▶ **EXERCISE PROMPT**
Pictures do not belong in your copy. Repeat all the other data exactly.

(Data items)
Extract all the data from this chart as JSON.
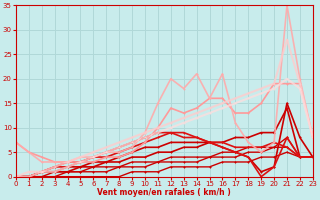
{
  "xlabel": "Vent moyen/en rafales ( km/h )",
  "xlim": [
    0,
    23
  ],
  "ylim": [
    0,
    35
  ],
  "xticks": [
    0,
    1,
    2,
    3,
    4,
    5,
    6,
    7,
    8,
    9,
    10,
    11,
    12,
    13,
    14,
    15,
    16,
    17,
    18,
    19,
    20,
    21,
    22,
    23
  ],
  "yticks": [
    0,
    5,
    10,
    15,
    20,
    25,
    30,
    35
  ],
  "background_color": "#c8ecec",
  "grid_color": "#b0d8d8",
  "series": [
    {
      "x": [
        0,
        1,
        2,
        3,
        4,
        5,
        6,
        7,
        8,
        9,
        10,
        11,
        12,
        13,
        14,
        15,
        16,
        17,
        18,
        19,
        20,
        21,
        22,
        23
      ],
      "y": [
        0,
        0,
        0,
        0,
        0,
        0,
        0,
        0,
        0,
        1,
        1,
        1,
        2,
        2,
        2,
        2,
        3,
        3,
        3,
        4,
        4,
        5,
        4,
        4
      ],
      "color": "#cc0000",
      "alpha": 1.0,
      "lw": 1.0
    },
    {
      "x": [
        0,
        1,
        2,
        3,
        4,
        5,
        6,
        7,
        8,
        9,
        10,
        11,
        12,
        13,
        14,
        15,
        16,
        17,
        18,
        19,
        20,
        21,
        22,
        23
      ],
      "y": [
        0,
        0,
        0,
        0,
        1,
        1,
        1,
        1,
        2,
        2,
        2,
        3,
        3,
        3,
        3,
        4,
        4,
        4,
        5,
        5,
        6,
        6,
        4,
        4
      ],
      "color": "#cc0000",
      "alpha": 1.0,
      "lw": 1.0
    },
    {
      "x": [
        0,
        1,
        2,
        3,
        4,
        5,
        6,
        7,
        8,
        9,
        10,
        11,
        12,
        13,
        14,
        15,
        16,
        17,
        18,
        19,
        20,
        21,
        22,
        23
      ],
      "y": [
        0,
        0,
        0,
        1,
        1,
        1,
        2,
        2,
        2,
        3,
        3,
        3,
        4,
        4,
        4,
        4,
        5,
        5,
        6,
        6,
        6,
        8,
        4,
        4
      ],
      "color": "#cc0000",
      "alpha": 1.0,
      "lw": 1.0
    },
    {
      "x": [
        0,
        1,
        2,
        3,
        4,
        5,
        6,
        7,
        8,
        9,
        10,
        11,
        12,
        13,
        14,
        15,
        16,
        17,
        18,
        19,
        20,
        21,
        22,
        23
      ],
      "y": [
        0,
        0,
        1,
        1,
        1,
        2,
        2,
        3,
        3,
        4,
        4,
        5,
        5,
        6,
        6,
        7,
        7,
        8,
        8,
        9,
        9,
        14,
        4,
        4
      ],
      "color": "#cc0000",
      "alpha": 1.0,
      "lw": 1.2
    },
    {
      "x": [
        0,
        1,
        2,
        3,
        4,
        5,
        6,
        7,
        8,
        9,
        10,
        11,
        12,
        13,
        14,
        15,
        16,
        17,
        18,
        19,
        20,
        21,
        22,
        23
      ],
      "y": [
        0,
        0,
        1,
        1,
        2,
        2,
        3,
        3,
        4,
        5,
        6,
        6,
        7,
        7,
        7,
        7,
        6,
        5,
        4,
        1,
        2,
        15,
        8,
        4
      ],
      "color": "#cc0000",
      "alpha": 1.0,
      "lw": 1.2
    },
    {
      "x": [
        0,
        1,
        2,
        3,
        4,
        5,
        6,
        7,
        8,
        9,
        10,
        11,
        12,
        13,
        14,
        15,
        16,
        17,
        18,
        19,
        20,
        21,
        22,
        23
      ],
      "y": [
        0,
        0,
        1,
        2,
        2,
        3,
        4,
        4,
        5,
        6,
        7,
        8,
        9,
        9,
        8,
        7,
        6,
        5,
        4,
        0,
        2,
        8,
        4,
        4
      ],
      "color": "#dd1111",
      "alpha": 1.0,
      "lw": 1.2
    },
    {
      "x": [
        0,
        1,
        2,
        3,
        4,
        5,
        6,
        7,
        8,
        9,
        10,
        11,
        12,
        13,
        14,
        15,
        16,
        17,
        18,
        19,
        20,
        21,
        22,
        23
      ],
      "y": [
        0,
        0,
        1,
        2,
        3,
        3,
        4,
        5,
        6,
        7,
        8,
        9,
        9,
        8,
        8,
        7,
        7,
        6,
        6,
        6,
        7,
        6,
        4,
        4
      ],
      "color": "#dd1111",
      "alpha": 1.0,
      "lw": 1.2
    },
    {
      "x": [
        0,
        1,
        2,
        3,
        4,
        5,
        6,
        7,
        8,
        9,
        10,
        11,
        12,
        13,
        14,
        15,
        16,
        17,
        18,
        19,
        20,
        21,
        22,
        23
      ],
      "y": [
        7,
        5,
        4,
        3,
        3,
        3,
        3,
        4,
        4,
        5,
        7,
        10,
        14,
        13,
        14,
        16,
        16,
        13,
        13,
        15,
        19,
        19,
        19,
        8
      ],
      "color": "#ff9999",
      "alpha": 1.0,
      "lw": 1.2
    },
    {
      "x": [
        0,
        1,
        2,
        3,
        4,
        5,
        6,
        7,
        8,
        9,
        10,
        11,
        12,
        13,
        14,
        15,
        16,
        17,
        18,
        19,
        20,
        21,
        22,
        23
      ],
      "y": [
        7,
        5,
        3,
        3,
        3,
        4,
        4,
        5,
        5,
        6,
        9,
        15,
        20,
        18,
        21,
        16,
        21,
        11,
        7,
        5,
        7,
        35,
        20,
        8
      ],
      "color": "#ffaaaa",
      "alpha": 0.9,
      "lw": 1.2
    },
    {
      "x": [
        0,
        1,
        2,
        3,
        4,
        5,
        6,
        7,
        8,
        9,
        10,
        11,
        12,
        13,
        14,
        15,
        16,
        17,
        18,
        19,
        20,
        21,
        22,
        23
      ],
      "y": [
        0,
        1,
        1,
        2,
        3,
        4,
        5,
        6,
        7,
        8,
        9,
        10,
        11,
        12,
        13,
        14,
        15,
        16,
        17,
        18,
        19,
        28,
        19,
        8
      ],
      "color": "#ffcccc",
      "alpha": 0.8,
      "lw": 1.5
    },
    {
      "x": [
        0,
        1,
        2,
        3,
        4,
        5,
        6,
        7,
        8,
        9,
        10,
        11,
        12,
        13,
        14,
        15,
        16,
        17,
        18,
        19,
        20,
        21,
        22,
        23
      ],
      "y": [
        0,
        0,
        1,
        1,
        2,
        3,
        4,
        5,
        6,
        7,
        8,
        9,
        10,
        11,
        12,
        13,
        14,
        15,
        16,
        17,
        18,
        20,
        18,
        8
      ],
      "color": "#ffdddd",
      "alpha": 0.75,
      "lw": 1.5
    }
  ]
}
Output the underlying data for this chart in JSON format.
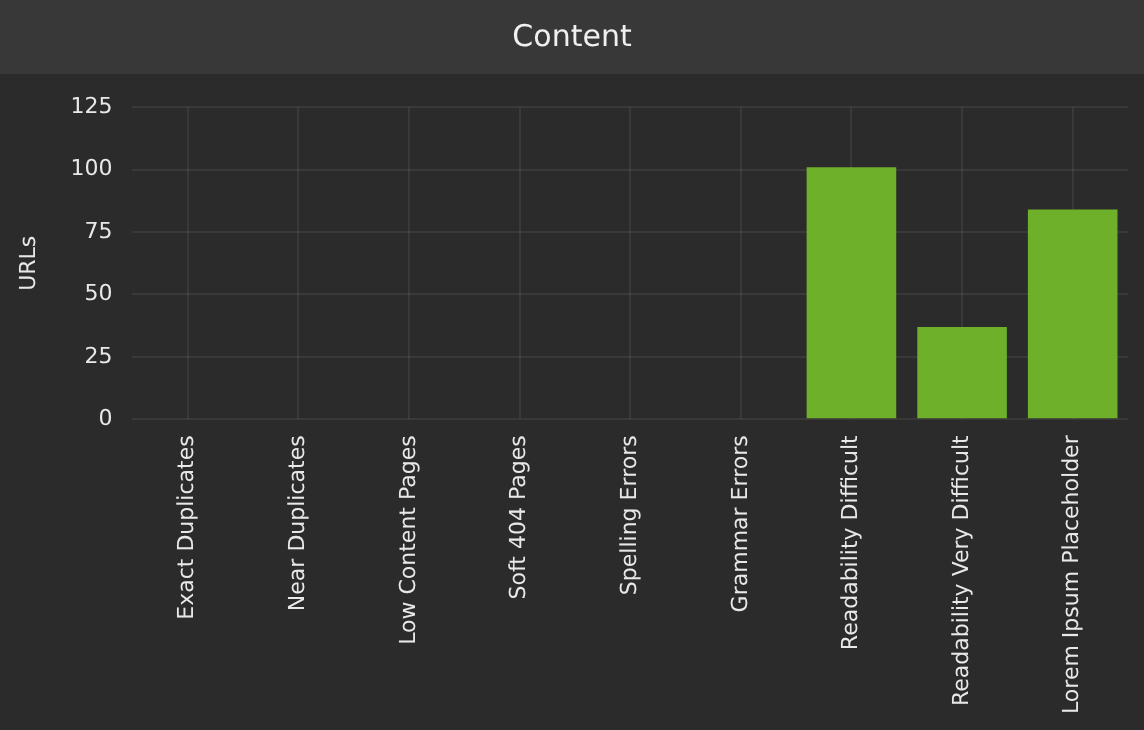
{
  "chart_data": {
    "type": "bar",
    "title": "Content",
    "ylabel": "URLs",
    "categories": [
      "Exact Duplicates",
      "Near Duplicates",
      "Low Content Pages",
      "Soft 404 Pages",
      "Spelling Errors",
      "Grammar Errors",
      "Readability Difficult",
      "Readability Very Difficult",
      "Lorem Ipsum Placeholder"
    ],
    "values": [
      0,
      0,
      0,
      0,
      0,
      0,
      101,
      37,
      84
    ],
    "color": "#6fb02a",
    "ylim": [
      0,
      125
    ],
    "yticks": [
      0,
      25,
      50,
      75,
      100,
      125
    ],
    "grid": true
  }
}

▶ **SOLUTION FOR THIS EXERCISE**
Extract all the data from this chart as JSON.
{
  "xlabel": "Vent moyen/en rafales ( km/h )",
  "xlim": [
    0,
    23
  ],
  "ylim": [
    0,
    35
  ],
  "xticks": [
    0,
    1,
    2,
    3,
    4,
    5,
    6,
    7,
    8,
    9,
    10,
    11,
    12,
    13,
    14,
    15,
    16,
    17,
    18,
    19,
    20,
    21,
    22,
    23
  ],
  "yticks": [
    0,
    5,
    10,
    15,
    20,
    25,
    30,
    35
  ],
  "background_color": "#c8ecec",
  "grid_color": "#b0d8d8",
  "series": [
    {
      "x": [
        0,
        1,
        2,
        3,
        4,
        5,
        6,
        7,
        8,
        9,
        10,
        11,
        12,
        13,
        14,
        15,
        16,
        17,
        18,
        19,
        20,
        21,
        22,
        23
      ],
      "y": [
        0,
        0,
        0,
        0,
        0,
        0,
        0,
        0,
        0,
        1,
        1,
        1,
        2,
        2,
        2,
        2,
        3,
        3,
        3,
        4,
        4,
        5,
        4,
        4
      ],
      "color": "#cc0000",
      "alpha": 1.0,
      "lw": 1.0
    },
    {
      "x": [
        0,
        1,
        2,
        3,
        4,
        5,
        6,
        7,
        8,
        9,
        10,
        11,
        12,
        13,
        14,
        15,
        16,
        17,
        18,
        19,
        20,
        21,
        22,
        23
      ],
      "y": [
        0,
        0,
        0,
        0,
        1,
        1,
        1,
        1,
        2,
        2,
        2,
        3,
        3,
        3,
        3,
        4,
        4,
        4,
        5,
        5,
        6,
        6,
        4,
        4
      ],
      "color": "#cc0000",
      "alpha": 1.0,
      "lw": 1.0
    },
    {
      "x": [
        0,
        1,
        2,
        3,
        4,
        5,
        6,
        7,
        8,
        9,
        10,
        11,
        12,
        13,
        14,
        15,
        16,
        17,
        18,
        19,
        20,
        21,
        22,
        23
      ],
      "y": [
        0,
        0,
        0,
        1,
        1,
        1,
        2,
        2,
        2,
        3,
        3,
        3,
        4,
        4,
        4,
        4,
        5,
        5,
        6,
        6,
        6,
        8,
        4,
        4
      ],
      "color": "#cc0000",
      "alpha": 1.0,
      "lw": 1.0
    },
    {
      "x": [
        0,
        1,
        2,
        3,
        4,
        5,
        6,
        7,
        8,
        9,
        10,
        11,
        12,
        13,
        14,
        15,
        16,
        17,
        18,
        19,
        20,
        21,
        22,
        23
      ],
      "y": [
        0,
        0,
        1,
        1,
        1,
        2,
        2,
        3,
        3,
        4,
        4,
        5,
        5,
        6,
        6,
        7,
        7,
        8,
        8,
        9,
        9,
        14,
        4,
        4
      ],
      "color": "#cc0000",
      "alpha": 1.0,
      "lw": 1.2
    },
    {
      "x": [
        0,
        1,
        2,
        3,
        4,
        5,
        6,
        7,
        8,
        9,
        10,
        11,
        12,
        13,
        14,
        15,
        16,
        17,
        18,
        19,
        20,
        21,
        22,
        23
      ],
      "y": [
        0,
        0,
        1,
        1,
        2,
        2,
        3,
        3,
        4,
        5,
        6,
        6,
        7,
        7,
        7,
        7,
        6,
        5,
        4,
        1,
        2,
        15,
        8,
        4
      ],
      "color": "#cc0000",
      "alpha": 1.0,
      "lw": 1.2
    },
    {
      "x": [
        0,
        1,
        2,
        3,
        4,
        5,
        6,
        7,
        8,
        9,
        10,
        11,
        12,
        13,
        14,
        15,
        16,
        17,
        18,
        19,
        20,
        21,
        22,
        23
      ],
      "y": [
        0,
        0,
        1,
        2,
        2,
        3,
        4,
        4,
        5,
        6,
        7,
        8,
        9,
        9,
        8,
        7,
        6,
        5,
        4,
        0,
        2,
        8,
        4,
        4
      ],
      "color": "#dd1111",
      "alpha": 1.0,
      "lw": 1.2
    },
    {
      "x": [
        0,
        1,
        2,
        3,
        4,
        5,
        6,
        7,
        8,
        9,
        10,
        11,
        12,
        13,
        14,
        15,
        16,
        17,
        18,
        19,
        20,
        21,
        22,
        23
      ],
      "y": [
        0,
        0,
        1,
        2,
        3,
        3,
        4,
        5,
        6,
        7,
        8,
        9,
        9,
        8,
        8,
        7,
        7,
        6,
        6,
        6,
        7,
        6,
        4,
        4
      ],
      "color": "#dd1111",
      "alpha": 1.0,
      "lw": 1.2
    },
    {
      "x": [
        0,
        1,
        2,
        3,
        4,
        5,
        6,
        7,
        8,
        9,
        10,
        11,
        12,
        13,
        14,
        15,
        16,
        17,
        18,
        19,
        20,
        21,
        22,
        23
      ],
      "y": [
        7,
        5,
        4,
        3,
        3,
        3,
        3,
        4,
        4,
        5,
        7,
        10,
        14,
        13,
        14,
        16,
        16,
        13,
        13,
        15,
        19,
        19,
        19,
        8
      ],
      "color": "#ff9999",
      "alpha": 1.0,
      "lw": 1.2
    },
    {
      "x": [
        0,
        1,
        2,
        3,
        4,
        5,
        6,
        7,
        8,
        9,
        10,
        11,
        12,
        13,
        14,
        15,
        16,
        17,
        18,
        19,
        20,
        21,
        22,
        23
      ],
      "y": [
        7,
        5,
        3,
        3,
        3,
        4,
        4,
        5,
        5,
        6,
        9,
        15,
        20,
        18,
        21,
        16,
        21,
        11,
        7,
        5,
        7,
        35,
        20,
        8
      ],
      "color": "#ffaaaa",
      "alpha": 0.9,
      "lw": 1.2
    },
    {
      "x": [
        0,
        1,
        2,
        3,
        4,
        5,
        6,
        7,
        8,
        9,
        10,
        11,
        12,
        13,
        14,
        15,
        16,
        17,
        18,
        19,
        20,
        21,
        22,
        23
      ],
      "y": [
        0,
        1,
        1,
        2,
        3,
        4,
        5,
        6,
        7,
        8,
        9,
        10,
        11,
        12,
        13,
        14,
        15,
        16,
        17,
        18,
        19,
        28,
        19,
        8
      ],
      "color": "#ffcccc",
      "alpha": 0.8,
      "lw": 1.5
    },
    {
      "x": [
        0,
        1,
        2,
        3,
        4,
        5,
        6,
        7,
        8,
        9,
        10,
        11,
        12,
        13,
        14,
        15,
        16,
        17,
        18,
        19,
        20,
        21,
        22,
        23
      ],
      "y": [
        0,
        0,
        1,
        1,
        2,
        3,
        4,
        5,
        6,
        7,
        8,
        9,
        10,
        11,
        12,
        13,
        14,
        15,
        16,
        17,
        18,
        20,
        18,
        8
      ],
      "color": "#ffdddd",
      "alpha": 0.75,
      "lw": 1.5
    }
  ]
}
Output the underlying data for this chart in JSON format.
{
  "chart_data": {
    "type": "bar",
    "title": "Content",
    "ylabel": "URLs",
    "categories": [
      "Exact Duplicates",
      "Near Duplicates",
      "Low Content Pages",
      "Soft 404 Pages",
      "Spelling Errors",
      "Grammar Errors",
      "Readability Difficult",
      "Readability Very Difficult",
      "Lorem Ipsum Placeholder"
    ],
    "values": [
      0,
      0,
      0,
      0,
      0,
      0,
      101,
      37,
      84
    ],
    "color": "#6fb02a",
    "ylim": [
      0,
      125
    ],
    "yticks": [
      0,
      25,
      50,
      75,
      100,
      125
    ],
    "grid": true
  }
}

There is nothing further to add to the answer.